#### [Goal]
Pick out every line with the word "crispies" and copy it.

#### [Input for this task]

****

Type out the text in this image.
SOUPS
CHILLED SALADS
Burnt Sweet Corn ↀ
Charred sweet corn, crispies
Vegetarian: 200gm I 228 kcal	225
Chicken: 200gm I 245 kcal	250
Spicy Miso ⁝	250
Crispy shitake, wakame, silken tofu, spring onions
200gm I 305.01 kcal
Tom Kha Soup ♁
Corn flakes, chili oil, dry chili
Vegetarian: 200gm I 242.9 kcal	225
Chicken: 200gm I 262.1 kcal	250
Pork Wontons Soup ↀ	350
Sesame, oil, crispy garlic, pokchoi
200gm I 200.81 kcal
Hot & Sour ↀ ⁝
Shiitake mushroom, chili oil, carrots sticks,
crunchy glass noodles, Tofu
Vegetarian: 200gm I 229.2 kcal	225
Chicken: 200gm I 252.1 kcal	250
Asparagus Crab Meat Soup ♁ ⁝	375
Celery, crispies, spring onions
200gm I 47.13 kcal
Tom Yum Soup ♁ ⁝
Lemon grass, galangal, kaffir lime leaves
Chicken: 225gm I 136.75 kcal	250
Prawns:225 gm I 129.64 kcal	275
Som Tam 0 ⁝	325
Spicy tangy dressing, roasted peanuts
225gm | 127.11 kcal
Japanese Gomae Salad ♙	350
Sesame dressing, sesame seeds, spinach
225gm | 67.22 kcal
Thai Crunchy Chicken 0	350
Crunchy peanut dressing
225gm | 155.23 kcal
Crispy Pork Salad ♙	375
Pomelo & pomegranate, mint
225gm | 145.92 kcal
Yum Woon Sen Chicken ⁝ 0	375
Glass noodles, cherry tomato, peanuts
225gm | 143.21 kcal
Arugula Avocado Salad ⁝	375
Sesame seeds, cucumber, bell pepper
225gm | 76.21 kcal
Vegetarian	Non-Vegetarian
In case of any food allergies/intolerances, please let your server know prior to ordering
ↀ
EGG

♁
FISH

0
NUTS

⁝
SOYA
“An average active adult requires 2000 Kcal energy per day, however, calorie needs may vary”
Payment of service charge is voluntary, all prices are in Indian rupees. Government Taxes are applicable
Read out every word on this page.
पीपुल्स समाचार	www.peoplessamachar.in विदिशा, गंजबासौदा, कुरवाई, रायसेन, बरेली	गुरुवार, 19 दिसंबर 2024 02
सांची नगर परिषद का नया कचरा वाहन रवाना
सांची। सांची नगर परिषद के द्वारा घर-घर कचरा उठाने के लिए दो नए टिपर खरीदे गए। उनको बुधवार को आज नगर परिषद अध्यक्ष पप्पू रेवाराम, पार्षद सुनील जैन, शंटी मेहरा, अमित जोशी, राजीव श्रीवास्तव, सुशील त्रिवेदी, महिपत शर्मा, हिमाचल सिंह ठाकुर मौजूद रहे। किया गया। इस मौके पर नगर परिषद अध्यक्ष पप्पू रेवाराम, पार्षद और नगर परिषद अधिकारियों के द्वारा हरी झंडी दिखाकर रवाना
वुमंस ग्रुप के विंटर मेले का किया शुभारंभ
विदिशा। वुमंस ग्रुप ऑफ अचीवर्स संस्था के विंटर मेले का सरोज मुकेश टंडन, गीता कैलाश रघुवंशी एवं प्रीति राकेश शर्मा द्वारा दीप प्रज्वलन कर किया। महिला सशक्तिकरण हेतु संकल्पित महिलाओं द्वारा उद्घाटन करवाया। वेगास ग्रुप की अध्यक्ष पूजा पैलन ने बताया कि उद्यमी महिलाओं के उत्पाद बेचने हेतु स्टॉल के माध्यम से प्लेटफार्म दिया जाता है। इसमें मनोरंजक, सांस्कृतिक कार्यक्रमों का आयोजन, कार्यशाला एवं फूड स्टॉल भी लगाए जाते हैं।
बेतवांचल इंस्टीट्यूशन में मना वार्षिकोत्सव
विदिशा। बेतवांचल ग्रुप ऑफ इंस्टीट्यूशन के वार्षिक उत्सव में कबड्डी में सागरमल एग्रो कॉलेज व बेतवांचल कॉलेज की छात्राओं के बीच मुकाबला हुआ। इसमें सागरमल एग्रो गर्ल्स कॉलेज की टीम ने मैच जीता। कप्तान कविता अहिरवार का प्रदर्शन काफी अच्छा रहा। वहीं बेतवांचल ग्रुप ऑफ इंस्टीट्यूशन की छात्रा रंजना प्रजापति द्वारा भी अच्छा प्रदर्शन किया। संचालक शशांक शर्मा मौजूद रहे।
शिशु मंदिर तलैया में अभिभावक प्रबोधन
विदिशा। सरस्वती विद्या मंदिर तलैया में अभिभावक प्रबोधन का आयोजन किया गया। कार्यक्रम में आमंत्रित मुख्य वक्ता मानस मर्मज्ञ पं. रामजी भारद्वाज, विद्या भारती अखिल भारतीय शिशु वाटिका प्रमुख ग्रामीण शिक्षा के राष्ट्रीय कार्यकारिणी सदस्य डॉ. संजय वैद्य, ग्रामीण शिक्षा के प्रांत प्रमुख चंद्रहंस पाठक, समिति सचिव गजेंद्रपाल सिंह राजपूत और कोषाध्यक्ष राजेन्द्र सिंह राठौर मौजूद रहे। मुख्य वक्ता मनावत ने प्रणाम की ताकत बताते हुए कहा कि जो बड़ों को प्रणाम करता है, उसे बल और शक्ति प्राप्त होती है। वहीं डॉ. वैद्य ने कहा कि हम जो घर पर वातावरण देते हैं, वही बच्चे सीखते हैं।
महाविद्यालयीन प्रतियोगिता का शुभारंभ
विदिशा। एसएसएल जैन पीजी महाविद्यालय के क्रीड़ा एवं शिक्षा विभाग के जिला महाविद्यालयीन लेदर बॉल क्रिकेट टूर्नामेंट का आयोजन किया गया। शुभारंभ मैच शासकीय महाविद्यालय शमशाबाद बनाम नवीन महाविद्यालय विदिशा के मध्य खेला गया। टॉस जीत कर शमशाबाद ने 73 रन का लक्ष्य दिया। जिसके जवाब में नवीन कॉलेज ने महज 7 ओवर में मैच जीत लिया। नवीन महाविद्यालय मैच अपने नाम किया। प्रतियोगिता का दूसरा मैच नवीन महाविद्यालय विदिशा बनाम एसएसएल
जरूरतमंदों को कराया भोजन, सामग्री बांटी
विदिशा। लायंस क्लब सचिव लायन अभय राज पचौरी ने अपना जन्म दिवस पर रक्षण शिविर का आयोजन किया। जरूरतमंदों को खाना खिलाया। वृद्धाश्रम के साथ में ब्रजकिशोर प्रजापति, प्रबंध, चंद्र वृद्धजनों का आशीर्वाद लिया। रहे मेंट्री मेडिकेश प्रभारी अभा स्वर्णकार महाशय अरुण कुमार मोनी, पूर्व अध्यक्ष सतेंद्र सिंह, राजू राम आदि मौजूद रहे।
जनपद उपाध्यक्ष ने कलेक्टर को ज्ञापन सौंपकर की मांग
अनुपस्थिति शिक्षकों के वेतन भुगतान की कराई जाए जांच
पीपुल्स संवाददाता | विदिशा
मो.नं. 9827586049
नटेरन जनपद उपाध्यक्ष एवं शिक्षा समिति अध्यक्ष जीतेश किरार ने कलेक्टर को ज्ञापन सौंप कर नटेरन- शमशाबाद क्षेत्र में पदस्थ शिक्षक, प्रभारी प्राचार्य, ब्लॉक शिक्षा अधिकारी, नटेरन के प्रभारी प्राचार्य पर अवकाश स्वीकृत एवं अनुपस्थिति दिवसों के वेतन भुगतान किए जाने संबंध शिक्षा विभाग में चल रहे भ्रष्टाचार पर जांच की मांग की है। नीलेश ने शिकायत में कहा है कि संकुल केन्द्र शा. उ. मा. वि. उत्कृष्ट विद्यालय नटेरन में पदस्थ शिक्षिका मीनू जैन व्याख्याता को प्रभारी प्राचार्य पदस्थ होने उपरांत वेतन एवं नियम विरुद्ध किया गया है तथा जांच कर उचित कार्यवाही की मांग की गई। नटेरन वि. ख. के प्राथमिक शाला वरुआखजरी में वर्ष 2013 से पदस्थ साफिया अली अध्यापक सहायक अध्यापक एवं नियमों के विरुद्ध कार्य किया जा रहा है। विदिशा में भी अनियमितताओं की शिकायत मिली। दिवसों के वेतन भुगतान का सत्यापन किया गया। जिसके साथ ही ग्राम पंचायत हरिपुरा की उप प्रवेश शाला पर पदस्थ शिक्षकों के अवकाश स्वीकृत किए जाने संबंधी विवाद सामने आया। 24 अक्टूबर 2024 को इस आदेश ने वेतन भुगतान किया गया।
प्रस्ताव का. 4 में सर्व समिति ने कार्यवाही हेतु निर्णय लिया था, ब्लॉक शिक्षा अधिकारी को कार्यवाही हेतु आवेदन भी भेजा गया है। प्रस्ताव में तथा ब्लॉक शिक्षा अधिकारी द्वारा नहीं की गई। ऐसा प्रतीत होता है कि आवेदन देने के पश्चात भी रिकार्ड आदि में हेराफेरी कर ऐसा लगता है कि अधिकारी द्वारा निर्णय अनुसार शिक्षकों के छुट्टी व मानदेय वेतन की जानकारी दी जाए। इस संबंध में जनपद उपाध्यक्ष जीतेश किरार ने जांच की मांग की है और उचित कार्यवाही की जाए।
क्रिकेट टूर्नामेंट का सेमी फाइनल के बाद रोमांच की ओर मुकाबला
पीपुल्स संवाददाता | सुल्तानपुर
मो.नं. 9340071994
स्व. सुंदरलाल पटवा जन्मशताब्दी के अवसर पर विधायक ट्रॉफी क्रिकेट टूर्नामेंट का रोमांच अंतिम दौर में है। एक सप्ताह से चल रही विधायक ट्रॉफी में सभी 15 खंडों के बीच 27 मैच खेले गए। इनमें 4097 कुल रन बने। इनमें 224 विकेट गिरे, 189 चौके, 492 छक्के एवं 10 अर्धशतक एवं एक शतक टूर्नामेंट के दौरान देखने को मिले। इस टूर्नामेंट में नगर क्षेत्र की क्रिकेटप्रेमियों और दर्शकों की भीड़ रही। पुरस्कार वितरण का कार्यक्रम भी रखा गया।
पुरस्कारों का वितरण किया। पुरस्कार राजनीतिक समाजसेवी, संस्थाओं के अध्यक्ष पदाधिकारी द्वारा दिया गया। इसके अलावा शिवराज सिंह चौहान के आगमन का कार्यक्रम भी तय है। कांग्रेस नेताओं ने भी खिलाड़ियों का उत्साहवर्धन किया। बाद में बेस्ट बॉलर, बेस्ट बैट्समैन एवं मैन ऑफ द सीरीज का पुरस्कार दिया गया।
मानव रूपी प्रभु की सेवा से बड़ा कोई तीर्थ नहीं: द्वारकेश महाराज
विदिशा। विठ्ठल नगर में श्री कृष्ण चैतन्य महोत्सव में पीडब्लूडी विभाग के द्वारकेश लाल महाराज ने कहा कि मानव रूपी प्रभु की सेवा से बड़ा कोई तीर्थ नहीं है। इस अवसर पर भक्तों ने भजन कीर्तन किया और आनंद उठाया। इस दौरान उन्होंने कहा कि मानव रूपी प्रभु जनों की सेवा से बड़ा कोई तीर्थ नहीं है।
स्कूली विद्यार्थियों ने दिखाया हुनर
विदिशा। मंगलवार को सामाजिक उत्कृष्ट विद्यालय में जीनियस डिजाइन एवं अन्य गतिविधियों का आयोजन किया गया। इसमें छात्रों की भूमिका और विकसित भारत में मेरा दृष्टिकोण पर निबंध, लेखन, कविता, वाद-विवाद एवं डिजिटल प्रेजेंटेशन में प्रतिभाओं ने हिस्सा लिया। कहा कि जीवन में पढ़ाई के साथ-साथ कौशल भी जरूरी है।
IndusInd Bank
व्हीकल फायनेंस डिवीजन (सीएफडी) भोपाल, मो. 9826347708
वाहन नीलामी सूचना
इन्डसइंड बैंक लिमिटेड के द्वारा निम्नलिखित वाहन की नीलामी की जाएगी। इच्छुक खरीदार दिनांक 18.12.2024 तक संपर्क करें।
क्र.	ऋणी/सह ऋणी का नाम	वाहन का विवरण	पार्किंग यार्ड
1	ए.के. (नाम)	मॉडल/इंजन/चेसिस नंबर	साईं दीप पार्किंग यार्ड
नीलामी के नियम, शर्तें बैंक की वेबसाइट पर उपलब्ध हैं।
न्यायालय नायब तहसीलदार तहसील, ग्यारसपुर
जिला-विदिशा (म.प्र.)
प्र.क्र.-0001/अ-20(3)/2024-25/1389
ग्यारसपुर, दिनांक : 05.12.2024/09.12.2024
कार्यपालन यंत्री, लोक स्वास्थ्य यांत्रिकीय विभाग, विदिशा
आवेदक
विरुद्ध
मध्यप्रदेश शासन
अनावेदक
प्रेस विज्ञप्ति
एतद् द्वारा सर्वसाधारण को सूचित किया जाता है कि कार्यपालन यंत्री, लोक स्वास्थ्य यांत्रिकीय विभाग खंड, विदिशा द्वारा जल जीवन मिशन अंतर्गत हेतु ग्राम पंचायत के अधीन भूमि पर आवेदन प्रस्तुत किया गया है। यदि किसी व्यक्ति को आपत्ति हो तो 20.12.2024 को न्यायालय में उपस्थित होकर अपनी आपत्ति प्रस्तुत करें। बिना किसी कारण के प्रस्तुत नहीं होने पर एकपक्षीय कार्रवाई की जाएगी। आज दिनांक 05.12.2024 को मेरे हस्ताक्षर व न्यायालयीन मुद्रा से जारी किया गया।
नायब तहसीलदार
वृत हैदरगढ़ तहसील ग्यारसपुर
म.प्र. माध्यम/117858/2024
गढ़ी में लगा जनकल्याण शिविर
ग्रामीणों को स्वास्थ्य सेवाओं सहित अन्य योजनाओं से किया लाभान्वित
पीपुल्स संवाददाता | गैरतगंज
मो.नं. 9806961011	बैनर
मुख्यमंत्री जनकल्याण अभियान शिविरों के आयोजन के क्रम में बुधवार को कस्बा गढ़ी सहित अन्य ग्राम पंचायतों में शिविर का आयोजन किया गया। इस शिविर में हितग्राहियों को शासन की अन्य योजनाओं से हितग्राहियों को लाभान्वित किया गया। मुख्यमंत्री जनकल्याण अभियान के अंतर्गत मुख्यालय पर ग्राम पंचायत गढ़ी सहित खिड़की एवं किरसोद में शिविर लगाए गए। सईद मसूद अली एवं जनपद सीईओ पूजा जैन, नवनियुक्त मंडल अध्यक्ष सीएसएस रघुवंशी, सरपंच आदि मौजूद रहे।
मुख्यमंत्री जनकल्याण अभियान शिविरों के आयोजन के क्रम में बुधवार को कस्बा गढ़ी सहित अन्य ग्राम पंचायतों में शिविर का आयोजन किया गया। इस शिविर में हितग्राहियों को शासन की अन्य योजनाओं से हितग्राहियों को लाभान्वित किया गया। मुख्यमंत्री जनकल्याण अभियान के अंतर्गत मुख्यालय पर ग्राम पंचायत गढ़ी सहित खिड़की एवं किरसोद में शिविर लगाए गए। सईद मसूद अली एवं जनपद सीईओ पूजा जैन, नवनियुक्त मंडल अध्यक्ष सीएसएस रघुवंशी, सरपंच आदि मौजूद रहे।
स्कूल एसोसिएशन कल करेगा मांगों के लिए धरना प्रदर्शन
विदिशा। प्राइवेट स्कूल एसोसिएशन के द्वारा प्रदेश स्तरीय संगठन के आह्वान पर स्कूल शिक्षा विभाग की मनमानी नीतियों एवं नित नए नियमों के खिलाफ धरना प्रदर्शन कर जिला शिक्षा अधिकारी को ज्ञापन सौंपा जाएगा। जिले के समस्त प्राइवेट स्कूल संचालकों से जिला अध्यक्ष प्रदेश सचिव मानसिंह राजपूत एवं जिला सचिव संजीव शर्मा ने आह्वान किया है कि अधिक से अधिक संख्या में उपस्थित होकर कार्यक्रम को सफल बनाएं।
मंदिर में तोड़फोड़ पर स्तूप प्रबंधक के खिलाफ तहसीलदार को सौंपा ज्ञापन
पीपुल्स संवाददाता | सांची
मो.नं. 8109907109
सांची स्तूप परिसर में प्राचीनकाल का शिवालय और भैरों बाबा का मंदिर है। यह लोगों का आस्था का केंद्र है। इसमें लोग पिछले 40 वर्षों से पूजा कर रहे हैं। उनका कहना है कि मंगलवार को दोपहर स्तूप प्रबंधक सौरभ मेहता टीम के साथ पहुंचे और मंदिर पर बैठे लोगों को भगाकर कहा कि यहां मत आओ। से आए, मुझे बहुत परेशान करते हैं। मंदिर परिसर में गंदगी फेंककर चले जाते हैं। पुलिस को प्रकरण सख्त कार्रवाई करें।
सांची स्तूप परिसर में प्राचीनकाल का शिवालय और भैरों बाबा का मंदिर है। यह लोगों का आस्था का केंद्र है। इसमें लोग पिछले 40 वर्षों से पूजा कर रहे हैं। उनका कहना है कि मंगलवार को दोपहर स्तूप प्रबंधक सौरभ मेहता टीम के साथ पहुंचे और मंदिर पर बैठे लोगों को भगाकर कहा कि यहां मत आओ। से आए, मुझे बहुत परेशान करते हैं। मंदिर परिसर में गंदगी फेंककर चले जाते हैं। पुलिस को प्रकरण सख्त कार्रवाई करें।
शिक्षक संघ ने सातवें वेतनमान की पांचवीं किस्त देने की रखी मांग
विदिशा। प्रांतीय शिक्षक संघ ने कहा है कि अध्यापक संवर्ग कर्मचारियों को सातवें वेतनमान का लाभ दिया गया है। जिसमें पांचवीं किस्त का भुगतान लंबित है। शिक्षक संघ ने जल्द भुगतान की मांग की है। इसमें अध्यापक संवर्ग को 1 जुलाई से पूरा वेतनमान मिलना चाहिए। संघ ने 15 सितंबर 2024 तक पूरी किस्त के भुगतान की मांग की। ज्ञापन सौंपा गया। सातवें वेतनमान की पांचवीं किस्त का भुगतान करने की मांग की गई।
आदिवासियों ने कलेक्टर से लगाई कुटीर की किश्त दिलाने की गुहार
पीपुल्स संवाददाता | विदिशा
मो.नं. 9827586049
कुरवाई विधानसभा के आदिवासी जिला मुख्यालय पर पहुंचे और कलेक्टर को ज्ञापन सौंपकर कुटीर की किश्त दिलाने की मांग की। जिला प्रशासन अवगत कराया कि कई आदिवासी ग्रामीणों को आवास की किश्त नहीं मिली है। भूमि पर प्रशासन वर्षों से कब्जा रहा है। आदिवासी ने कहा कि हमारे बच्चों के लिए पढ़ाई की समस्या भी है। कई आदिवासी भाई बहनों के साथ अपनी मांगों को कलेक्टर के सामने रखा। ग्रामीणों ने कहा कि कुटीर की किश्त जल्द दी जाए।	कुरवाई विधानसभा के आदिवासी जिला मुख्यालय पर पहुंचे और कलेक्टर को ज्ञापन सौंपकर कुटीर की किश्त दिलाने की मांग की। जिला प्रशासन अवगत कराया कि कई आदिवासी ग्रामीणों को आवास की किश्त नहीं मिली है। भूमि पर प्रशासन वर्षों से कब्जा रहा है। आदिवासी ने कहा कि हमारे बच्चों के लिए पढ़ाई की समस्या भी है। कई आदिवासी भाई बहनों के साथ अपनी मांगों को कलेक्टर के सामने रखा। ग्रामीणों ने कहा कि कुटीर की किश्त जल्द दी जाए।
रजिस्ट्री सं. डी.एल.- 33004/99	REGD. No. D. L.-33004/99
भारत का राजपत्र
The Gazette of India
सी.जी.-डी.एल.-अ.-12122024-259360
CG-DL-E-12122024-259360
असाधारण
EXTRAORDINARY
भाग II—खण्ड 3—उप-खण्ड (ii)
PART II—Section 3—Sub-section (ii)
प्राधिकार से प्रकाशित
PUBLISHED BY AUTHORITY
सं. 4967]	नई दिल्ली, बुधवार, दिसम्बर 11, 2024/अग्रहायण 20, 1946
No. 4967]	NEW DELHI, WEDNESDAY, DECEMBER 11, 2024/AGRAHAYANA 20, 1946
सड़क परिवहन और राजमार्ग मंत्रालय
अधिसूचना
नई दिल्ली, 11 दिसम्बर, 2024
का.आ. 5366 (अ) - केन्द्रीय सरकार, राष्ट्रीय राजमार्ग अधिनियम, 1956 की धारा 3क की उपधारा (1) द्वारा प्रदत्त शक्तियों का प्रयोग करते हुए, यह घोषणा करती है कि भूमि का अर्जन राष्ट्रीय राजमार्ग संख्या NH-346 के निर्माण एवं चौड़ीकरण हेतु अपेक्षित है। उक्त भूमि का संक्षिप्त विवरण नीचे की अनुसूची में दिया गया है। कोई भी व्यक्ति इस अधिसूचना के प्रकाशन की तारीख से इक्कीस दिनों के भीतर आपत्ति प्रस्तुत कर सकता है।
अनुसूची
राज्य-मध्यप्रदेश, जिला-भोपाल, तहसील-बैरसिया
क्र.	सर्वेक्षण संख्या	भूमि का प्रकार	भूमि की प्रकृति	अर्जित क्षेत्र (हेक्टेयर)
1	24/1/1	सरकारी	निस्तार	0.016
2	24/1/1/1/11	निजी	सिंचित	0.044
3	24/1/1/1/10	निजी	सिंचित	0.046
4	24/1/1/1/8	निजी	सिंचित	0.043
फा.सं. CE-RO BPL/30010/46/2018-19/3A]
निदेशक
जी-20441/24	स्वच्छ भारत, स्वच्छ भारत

****

#### [Response below]
Charred sweet corn, crispies
Celery, crispies, spring onions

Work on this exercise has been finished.